[Dataset records]
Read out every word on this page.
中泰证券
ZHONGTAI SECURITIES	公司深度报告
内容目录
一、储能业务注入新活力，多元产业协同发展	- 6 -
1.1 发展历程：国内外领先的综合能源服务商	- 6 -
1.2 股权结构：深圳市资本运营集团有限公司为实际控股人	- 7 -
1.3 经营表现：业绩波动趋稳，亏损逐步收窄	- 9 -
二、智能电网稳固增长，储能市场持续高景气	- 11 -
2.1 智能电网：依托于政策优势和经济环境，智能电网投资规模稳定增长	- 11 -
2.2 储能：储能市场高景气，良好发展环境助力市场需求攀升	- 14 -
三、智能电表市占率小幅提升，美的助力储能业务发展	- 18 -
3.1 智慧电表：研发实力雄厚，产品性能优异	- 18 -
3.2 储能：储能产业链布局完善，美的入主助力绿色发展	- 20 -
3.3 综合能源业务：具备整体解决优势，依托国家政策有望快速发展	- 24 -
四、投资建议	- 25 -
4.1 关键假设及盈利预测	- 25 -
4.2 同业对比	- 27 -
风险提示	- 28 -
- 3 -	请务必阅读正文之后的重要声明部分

### Requirement
Reproduce every line above without error.

### Full response
Read out every word on this page.
中泰证券
ZHONGTAI SECURITIES	公司深度报告
内容目录
一、储能业务注入新活力，多元产业协同发展	- 6 -
1.1 发展历程：国内外领先的综合能源服务商	- 6 -
1.2 股权结构：深圳市资本运营集团有限公司为实际控股人	- 7 -
1.3 经营表现：业绩波动趋稳，亏损逐步收窄	- 9 -
二、智能电网稳固增长，储能市场持续高景气	- 11 -
2.1 智能电网：依托于政策优势和经济环境，智能电网投资规模稳定增长	- 11 -
2.2 储能：储能市场高景气，良好发展环境助力市场需求攀升	- 14 -
三、智能电表市占率小幅提升，美的助力储能业务发展	- 18 -
3.1 智慧电表：研发实力雄厚，产品性能优异	- 18 -
3.2 储能：储能产业链布局完善，美的入主助力绿色发展	- 20 -
3.3 综合能源业务：具备整体解决优势，依托国家政策有望快速发展	- 24 -
四、投资建议	- 25 -
4.1 关键假设及盈利预测	- 25 -
4.2 同业对比	- 27 -
风险提示	- 28 -
- 3 -	请务必阅读正文之后的重要声明部分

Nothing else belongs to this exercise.